§ **REQUIRED TASK**
Quote each record exactly, please, leaving none out.
┄┄┄┄┄┄┄┄┄┄┄┄┄┄┄┄┄┄┄┄
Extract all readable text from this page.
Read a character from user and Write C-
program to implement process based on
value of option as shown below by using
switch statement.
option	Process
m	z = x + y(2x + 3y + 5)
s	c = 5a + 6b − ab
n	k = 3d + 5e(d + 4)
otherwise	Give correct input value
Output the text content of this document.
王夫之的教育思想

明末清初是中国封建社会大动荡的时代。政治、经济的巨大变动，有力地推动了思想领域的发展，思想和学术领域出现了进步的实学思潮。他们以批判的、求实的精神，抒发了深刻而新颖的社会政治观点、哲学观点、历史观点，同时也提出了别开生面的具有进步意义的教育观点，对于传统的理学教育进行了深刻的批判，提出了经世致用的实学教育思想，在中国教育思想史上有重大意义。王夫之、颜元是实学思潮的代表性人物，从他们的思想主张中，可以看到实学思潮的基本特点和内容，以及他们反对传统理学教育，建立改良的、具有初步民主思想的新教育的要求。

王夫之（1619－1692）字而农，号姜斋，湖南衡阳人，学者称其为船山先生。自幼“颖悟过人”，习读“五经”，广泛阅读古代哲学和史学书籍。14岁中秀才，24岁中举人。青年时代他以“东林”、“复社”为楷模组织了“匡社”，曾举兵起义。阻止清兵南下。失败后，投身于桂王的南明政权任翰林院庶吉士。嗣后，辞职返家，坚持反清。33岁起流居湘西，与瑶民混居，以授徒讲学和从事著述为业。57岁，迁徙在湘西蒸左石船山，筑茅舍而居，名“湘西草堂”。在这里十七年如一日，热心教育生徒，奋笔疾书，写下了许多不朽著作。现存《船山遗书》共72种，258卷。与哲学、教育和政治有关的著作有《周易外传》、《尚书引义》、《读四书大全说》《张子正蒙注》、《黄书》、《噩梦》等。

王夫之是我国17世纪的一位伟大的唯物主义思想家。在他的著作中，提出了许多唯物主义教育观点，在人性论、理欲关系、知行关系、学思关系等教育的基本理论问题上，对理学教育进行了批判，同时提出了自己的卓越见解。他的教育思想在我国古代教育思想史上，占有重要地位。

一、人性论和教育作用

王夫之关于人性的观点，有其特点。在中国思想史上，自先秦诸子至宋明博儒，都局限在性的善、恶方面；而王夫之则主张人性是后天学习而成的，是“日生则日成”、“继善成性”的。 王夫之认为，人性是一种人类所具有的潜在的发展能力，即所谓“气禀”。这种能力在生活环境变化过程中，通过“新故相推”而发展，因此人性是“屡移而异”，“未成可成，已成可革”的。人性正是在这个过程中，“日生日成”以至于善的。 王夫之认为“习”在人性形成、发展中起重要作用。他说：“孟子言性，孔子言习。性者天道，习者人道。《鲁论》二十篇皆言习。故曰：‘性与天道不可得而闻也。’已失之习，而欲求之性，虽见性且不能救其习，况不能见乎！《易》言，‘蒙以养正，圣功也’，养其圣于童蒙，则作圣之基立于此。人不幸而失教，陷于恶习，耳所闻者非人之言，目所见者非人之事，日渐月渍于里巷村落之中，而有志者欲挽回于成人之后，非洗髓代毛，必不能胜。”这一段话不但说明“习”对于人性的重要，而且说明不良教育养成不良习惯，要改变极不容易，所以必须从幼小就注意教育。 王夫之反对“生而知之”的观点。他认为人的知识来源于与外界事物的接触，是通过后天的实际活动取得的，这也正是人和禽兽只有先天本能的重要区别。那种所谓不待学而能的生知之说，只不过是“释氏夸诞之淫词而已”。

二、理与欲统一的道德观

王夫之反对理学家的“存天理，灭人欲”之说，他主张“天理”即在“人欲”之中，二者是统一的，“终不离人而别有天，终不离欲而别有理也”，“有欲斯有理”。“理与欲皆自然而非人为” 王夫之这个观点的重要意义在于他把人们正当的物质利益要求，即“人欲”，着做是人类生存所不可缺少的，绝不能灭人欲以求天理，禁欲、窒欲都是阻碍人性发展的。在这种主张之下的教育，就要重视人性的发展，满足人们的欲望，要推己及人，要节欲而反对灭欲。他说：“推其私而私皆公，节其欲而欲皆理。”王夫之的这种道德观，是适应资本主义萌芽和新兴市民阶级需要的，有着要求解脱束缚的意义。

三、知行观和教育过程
┄┄┄┄┄┄┄┄┄┄┄┄┄┄┄┄┄┄┄┄
§ **WORKED SOLUTION**
Extract all readable text from this page.
Read a character from user and Write C-
program to implement process based on
value of option as shown below by using
switch statement.
option	Process
m	z = x + y(2x + 3y + 5)
s	c = 5a + 6b − ab
n	k = 3d + 5e(d + 4)
otherwise	Give correct input value
Output the text content of this document.
王夫之的教育思想

明末清初是中国封建社会大动荡的时代。政治、经济的巨大变动，有力地推动了思想领域的发展，思想和学术领域出现了进步的实学思潮。他们以批判的、求实的精神，抒发了深刻而新颖的社会政治观点、哲学观点、历史观点，同时也提出了别开生面的具有进步意义的教育观点，对于传统的理学教育进行了深刻的批判，提出了经世致用的实学教育思想，在中国教育思想史上有重大意义。王夫之、颜元是实学思潮的代表性人物，从他们的思想主张中，可以看到实学思潮的基本特点和内容，以及他们反对传统理学教育，建立改良的、具有初步民主思想的新教育的要求。

王夫之（1619－1692）字而农，号姜斋，湖南衡阳人，学者称其为船山先生。自幼“颖悟过人”，习读“五经”，广泛阅读古代哲学和史学书籍。14岁中秀才，24岁中举人。青年时代他以“东林”、“复社”为楷模组织了“匡社”，曾举兵起义。阻止清兵南下。失败后，投身于桂王的南明政权任翰林院庶吉士。嗣后，辞职返家，坚持反清。33岁起流居湘西，与瑶民混居，以授徒讲学和从事著述为业。57岁，迁徙在湘西蒸左石船山，筑茅舍而居，名“湘西草堂”。在这里十七年如一日，热心教育生徒，奋笔疾书，写下了许多不朽著作。现存《船山遗书》共72种，258卷。与哲学、教育和政治有关的著作有《周易外传》、《尚书引义》、《读四书大全说》《张子正蒙注》、《黄书》、《噩梦》等。

王夫之是我国17世纪的一位伟大的唯物主义思想家。在他的著作中，提出了许多唯物主义教育观点，在人性论、理欲关系、知行关系、学思关系等教育的基本理论问题上，对理学教育进行了批判，同时提出了自己的卓越见解。他的教育思想在我国古代教育思想史上，占有重要地位。

一、人性论和教育作用

王夫之关于人性的观点，有其特点。在中国思想史上，自先秦诸子至宋明博儒，都局限在性的善、恶方面；而王夫之则主张人性是后天学习而成的，是“日生则日成”、“继善成性”的。 王夫之认为，人性是一种人类所具有的潜在的发展能力，即所谓“气禀”。这种能力在生活环境变化过程中，通过“新故相推”而发展，因此人性是“屡移而异”，“未成可成，已成可革”的。人性正是在这个过程中，“日生日成”以至于善的。 王夫之认为“习”在人性形成、发展中起重要作用。他说：“孟子言性，孔子言习。性者天道，习者人道。《鲁论》二十篇皆言习。故曰：‘性与天道不可得而闻也。’已失之习，而欲求之性，虽见性且不能救其习，况不能见乎！《易》言，‘蒙以养正，圣功也’，养其圣于童蒙，则作圣之基立于此。人不幸而失教，陷于恶习，耳所闻者非人之言，目所见者非人之事，日渐月渍于里巷村落之中，而有志者欲挽回于成人之后，非洗髓代毛，必不能胜。”这一段话不但说明“习”对于人性的重要，而且说明不良教育养成不良习惯，要改变极不容易，所以必须从幼小就注意教育。 王夫之反对“生而知之”的观点。他认为人的知识来源于与外界事物的接触，是通过后天的实际活动取得的，这也正是人和禽兽只有先天本能的重要区别。那种所谓不待学而能的生知之说，只不过是“释氏夸诞之淫词而已”。

二、理与欲统一的道德观

王夫之反对理学家的“存天理，灭人欲”之说，他主张“天理”即在“人欲”之中，二者是统一的，“终不离人而别有天，终不离欲而别有理也”，“有欲斯有理”。“理与欲皆自然而非人为” 王夫之这个观点的重要意义在于他把人们正当的物质利益要求，即“人欲”，着做是人类生存所不可缺少的，绝不能灭人欲以求天理，禁欲、窒欲都是阻碍人性发展的。在这种主张之下的教育，就要重视人性的发展，满足人们的欲望，要推己及人，要节欲而反对灭欲。他说：“推其私而私皆公，节其欲而欲皆理。”王夫之的这种道德观，是适应资本主义萌芽和新兴市民阶级需要的，有着要求解脱束缚的意义。

三、知行观和教育过程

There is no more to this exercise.